***** Exercise data

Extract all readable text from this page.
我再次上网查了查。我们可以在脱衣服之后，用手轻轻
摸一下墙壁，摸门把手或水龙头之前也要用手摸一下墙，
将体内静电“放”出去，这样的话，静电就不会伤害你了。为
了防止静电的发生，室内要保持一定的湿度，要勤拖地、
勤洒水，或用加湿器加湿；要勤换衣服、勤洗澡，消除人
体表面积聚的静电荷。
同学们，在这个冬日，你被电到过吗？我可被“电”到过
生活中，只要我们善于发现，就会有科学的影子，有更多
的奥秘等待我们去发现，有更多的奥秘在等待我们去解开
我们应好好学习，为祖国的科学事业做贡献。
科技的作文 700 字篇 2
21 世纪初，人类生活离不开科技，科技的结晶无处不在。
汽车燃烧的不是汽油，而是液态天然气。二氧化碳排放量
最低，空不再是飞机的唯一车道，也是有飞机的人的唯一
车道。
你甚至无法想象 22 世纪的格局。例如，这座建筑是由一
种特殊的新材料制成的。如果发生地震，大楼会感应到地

**********
***** Exercise data

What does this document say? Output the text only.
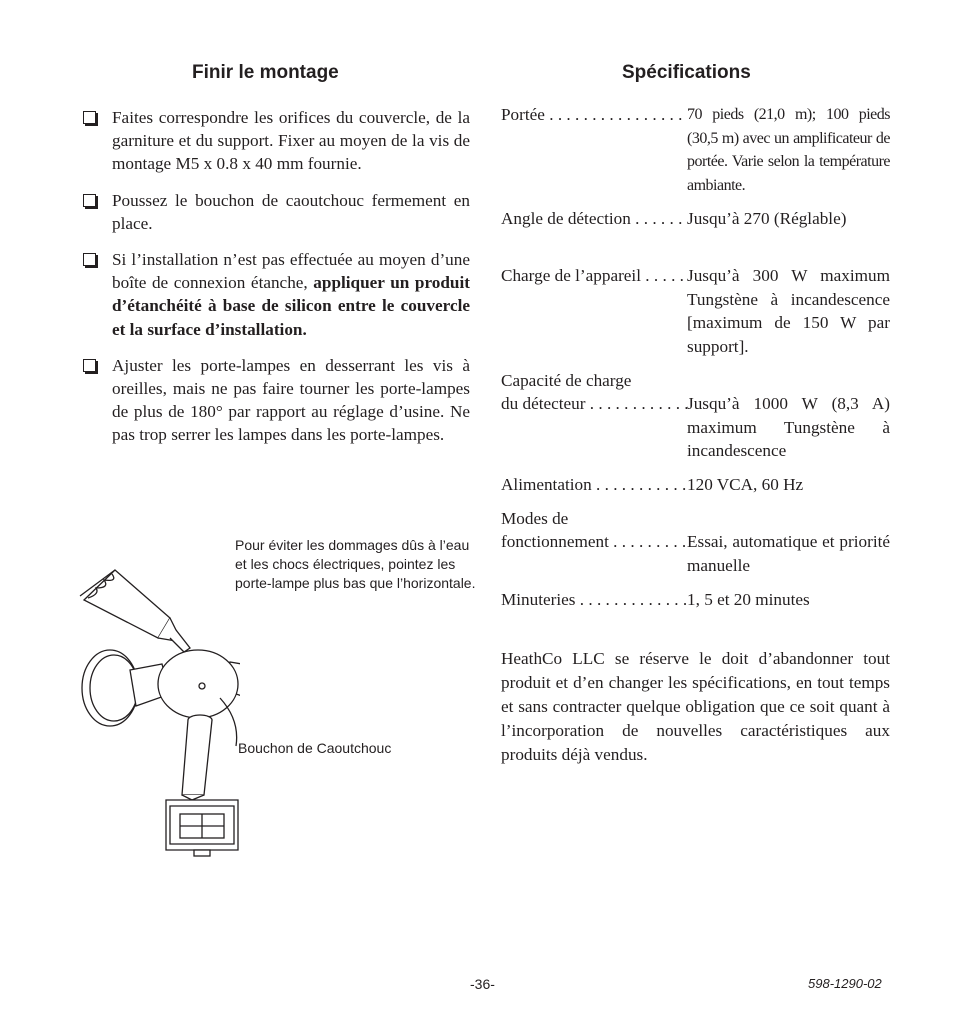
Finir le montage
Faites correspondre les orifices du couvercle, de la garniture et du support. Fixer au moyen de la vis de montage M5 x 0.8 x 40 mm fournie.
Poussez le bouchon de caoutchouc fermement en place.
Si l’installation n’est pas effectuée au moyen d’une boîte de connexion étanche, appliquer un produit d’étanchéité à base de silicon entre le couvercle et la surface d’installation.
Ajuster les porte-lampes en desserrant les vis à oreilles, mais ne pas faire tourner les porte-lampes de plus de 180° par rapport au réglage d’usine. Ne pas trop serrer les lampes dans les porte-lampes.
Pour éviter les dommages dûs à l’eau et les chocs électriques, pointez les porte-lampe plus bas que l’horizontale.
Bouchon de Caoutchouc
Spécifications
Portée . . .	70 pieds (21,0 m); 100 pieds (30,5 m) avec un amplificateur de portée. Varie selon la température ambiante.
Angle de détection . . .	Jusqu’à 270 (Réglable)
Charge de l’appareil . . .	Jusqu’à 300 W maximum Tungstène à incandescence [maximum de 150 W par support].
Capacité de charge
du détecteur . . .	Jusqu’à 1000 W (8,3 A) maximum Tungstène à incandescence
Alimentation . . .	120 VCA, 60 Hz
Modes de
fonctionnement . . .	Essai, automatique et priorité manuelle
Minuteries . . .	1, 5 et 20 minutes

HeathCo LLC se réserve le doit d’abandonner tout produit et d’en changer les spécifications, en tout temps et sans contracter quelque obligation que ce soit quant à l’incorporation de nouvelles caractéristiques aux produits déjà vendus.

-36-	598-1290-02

**********

**Instruction:** Sift through the entries and copy every line with "plus".

**Response:**
Ajuster les porte-lampes en desserrant les vis à oreilles, mais ne pas faire tourner les porte-lampes de plus de 180° par rapport au réglage d’usine. Ne pas trop serrer les lampes dans les porte-lampes.
Pour éviter les dommages dûs à l’eau et les chocs électriques, pointez les porte-lampe plus bas que l’horizontale.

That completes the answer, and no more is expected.